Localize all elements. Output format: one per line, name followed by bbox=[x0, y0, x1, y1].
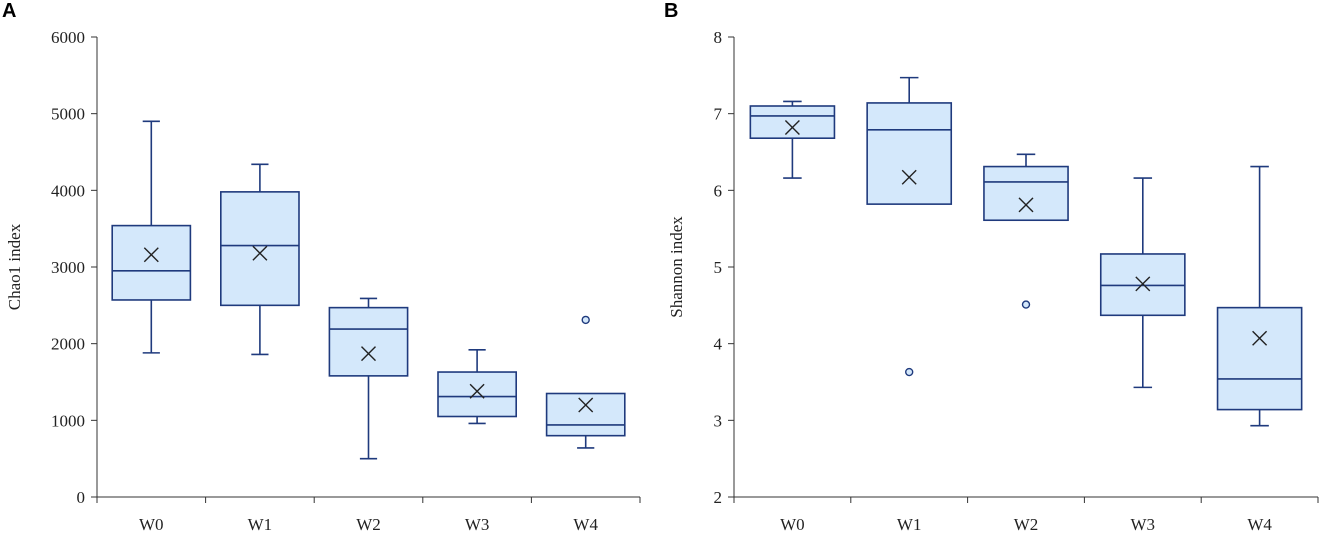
mean-marker bbox=[901, 169, 917, 185]
y-axis-label: Chao1 index bbox=[5, 223, 24, 310]
mean-marker bbox=[784, 119, 800, 135]
x-tick-label-w4: W4 bbox=[573, 515, 598, 534]
x-tick-label-w0: W0 bbox=[780, 515, 805, 534]
box-w0 bbox=[111, 120, 192, 354]
outlier-point bbox=[905, 367, 914, 377]
outlier-point bbox=[1021, 300, 1031, 309]
y-tick-label: 6000 bbox=[51, 28, 85, 47]
x-tick-label-w3: W3 bbox=[1131, 515, 1156, 534]
y-tick-label: 0 bbox=[77, 488, 86, 507]
box-iqr bbox=[111, 224, 192, 301]
mean-marker bbox=[252, 245, 268, 261]
y-tick-label: 1000 bbox=[51, 411, 85, 430]
outlier-point bbox=[581, 315, 590, 325]
mean-marker bbox=[578, 397, 594, 413]
mean-marker bbox=[1135, 276, 1151, 292]
panel-label-a: A bbox=[2, 0, 17, 22]
x-tick-label-w2: W2 bbox=[1014, 515, 1039, 534]
box-iqr bbox=[1216, 306, 1303, 411]
x-tick-label-w2: W2 bbox=[356, 515, 381, 534]
mean-marker bbox=[361, 346, 376, 362]
y-tick-label: 5000 bbox=[51, 105, 85, 124]
y-tick-label: 4000 bbox=[51, 181, 85, 200]
x-tick-label-w1: W1 bbox=[248, 515, 273, 534]
chart-panel-a: 0 1000 2000 3000 4000 5000 6000 W0 W1 W2 W3 W4 Chao1… bbox=[5, 28, 641, 534]
mean-marker bbox=[1252, 330, 1268, 346]
box-w4 bbox=[545, 315, 626, 449]
y-tick-label: 8 bbox=[714, 28, 723, 47]
box-w0 bbox=[749, 100, 836, 179]
y-tick-label: 5 bbox=[714, 258, 723, 277]
mean-marker bbox=[1018, 197, 1034, 213]
x-tick-label-w3: W3 bbox=[465, 515, 490, 534]
box-iqr bbox=[220, 191, 300, 307]
y-tick-label: 2000 bbox=[51, 335, 85, 354]
box-w2 bbox=[983, 153, 1069, 309]
y-tick-label: 4 bbox=[714, 335, 723, 354]
panel-label-b: B bbox=[664, 0, 679, 22]
box-w2 bbox=[328, 297, 409, 460]
y-tick-label: 7 bbox=[714, 105, 723, 124]
box-iqr bbox=[749, 105, 836, 140]
mean-marker bbox=[469, 383, 485, 399]
y-axis-label: Shannon index bbox=[667, 216, 686, 318]
y-tick-label: 3 bbox=[714, 411, 723, 430]
x-tick-label-w1: W1 bbox=[897, 515, 922, 534]
box-w3 bbox=[1099, 177, 1186, 389]
box-w1 bbox=[866, 76, 953, 377]
chart-panel-b: 2 3 4 5 6 7 8 W0 W1 W2 W3 W4 Shannon index bbox=[667, 28, 1319, 534]
box-iqr bbox=[545, 392, 626, 437]
box-iqr bbox=[983, 165, 1069, 222]
box-w4 bbox=[1216, 165, 1303, 427]
y-tick-label: 3000 bbox=[51, 258, 85, 277]
mean-marker bbox=[143, 247, 159, 263]
y-tick-label: 2 bbox=[714, 488, 723, 507]
box-w3 bbox=[437, 348, 517, 425]
y-tick-label: 6 bbox=[714, 181, 723, 200]
box-iqr bbox=[866, 102, 953, 205]
box-iqr bbox=[328, 306, 409, 377]
box-iqr bbox=[437, 371, 517, 418]
box-w1 bbox=[220, 163, 300, 356]
x-tick-label-w4: W4 bbox=[1247, 515, 1272, 534]
x-tick-label-w0: W0 bbox=[139, 515, 164, 534]
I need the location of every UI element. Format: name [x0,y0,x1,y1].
···
Copy every row above word for word, leaving out the pictures.

Localize all elements. Output format: one per line, name followed by bbox=[x0, y0, x1, y1].
mean-marker bbox=[901, 169, 917, 185]
y-axis-label: Chao1 index bbox=[5, 223, 24, 310]
mean-marker bbox=[784, 119, 800, 135]
x-tick-label-w4: W4 bbox=[573, 515, 598, 534]
x-tick-label-w0: W0 bbox=[780, 515, 805, 534]
box-w0 bbox=[111, 120, 192, 354]
outlier-point bbox=[905, 367, 914, 377]
outlier-point bbox=[1021, 300, 1031, 309]
y-tick-label: 6000 bbox=[51, 28, 85, 47]
x-tick-label-w3: W3 bbox=[1131, 515, 1156, 534]
y-tick-label: 0 bbox=[77, 488, 86, 507]
box-iqr bbox=[111, 224, 192, 301]
mean-marker bbox=[252, 245, 268, 261]
y-tick-label: 1000 bbox=[51, 411, 85, 430]
outlier-point bbox=[581, 315, 590, 325]
mean-marker bbox=[578, 397, 594, 413]
mean-marker bbox=[1135, 276, 1151, 292]
panel-label-a: A bbox=[2, 0, 17, 22]
x-tick-label-w2: W2 bbox=[1014, 515, 1039, 534]
box-iqr bbox=[1216, 306, 1303, 411]
x-tick-label-w2: W2 bbox=[356, 515, 381, 534]
mean-marker bbox=[361, 346, 376, 362]
y-tick-label: 5000 bbox=[51, 105, 85, 124]
y-tick-label: 4000 bbox=[51, 181, 85, 200]
x-tick-label-w1: W1 bbox=[248, 515, 273, 534]
chart-panel-a: 0 1000 2000 3000 4000 5000 6000 W0 W1 W2 W3 W4 Chao1… bbox=[5, 28, 641, 534]
mean-marker bbox=[1252, 330, 1268, 346]
box-w4 bbox=[545, 315, 626, 449]
y-tick-label: 8 bbox=[714, 28, 723, 47]
box-w0 bbox=[749, 100, 836, 179]
y-tick-label: 5 bbox=[714, 258, 723, 277]
mean-marker bbox=[1018, 197, 1034, 213]
x-tick-label-w3: W3 bbox=[465, 515, 490, 534]
box-iqr bbox=[220, 191, 300, 307]
y-tick-label: 2000 bbox=[51, 335, 85, 354]
box-w2 bbox=[983, 153, 1069, 309]
y-tick-label: 4 bbox=[714, 335, 723, 354]
panel-label-b: B bbox=[664, 0, 679, 22]
box-w2 bbox=[328, 297, 409, 460]
y-tick-label: 7 bbox=[714, 105, 723, 124]
box-iqr bbox=[749, 105, 836, 140]
mean-marker bbox=[469, 383, 485, 399]
y-axis-label: Shannon index bbox=[667, 216, 686, 318]
y-tick-label: 3 bbox=[714, 411, 723, 430]
x-tick-label-w1: W1 bbox=[897, 515, 922, 534]
box-w3 bbox=[1099, 177, 1186, 389]
box-w1 bbox=[866, 76, 953, 377]
chart-panel-b: 2 3 4 5 6 7 8 W0 W1 W2 W3 W4 Shannon index bbox=[667, 28, 1319, 534]
box-iqr bbox=[545, 392, 626, 437]
box-iqr bbox=[983, 165, 1069, 222]
box-w4 bbox=[1216, 165, 1303, 427]
y-tick-label: 3000 bbox=[51, 258, 85, 277]
mean-marker bbox=[143, 247, 159, 263]
y-tick-label: 2 bbox=[714, 488, 723, 507]
box-w3 bbox=[437, 348, 517, 425]
y-tick-label: 6 bbox=[714, 181, 723, 200]
box-iqr bbox=[866, 102, 953, 205]
box-iqr bbox=[328, 306, 409, 377]
box-iqr bbox=[437, 371, 517, 418]
box-w1 bbox=[220, 163, 300, 356]
x-tick-label-w4: W4 bbox=[1247, 515, 1272, 534]
x-tick-label-w0: W0 bbox=[139, 515, 164, 534]
I need the location of every UI element. Format: name [x0,y0,x1,y1].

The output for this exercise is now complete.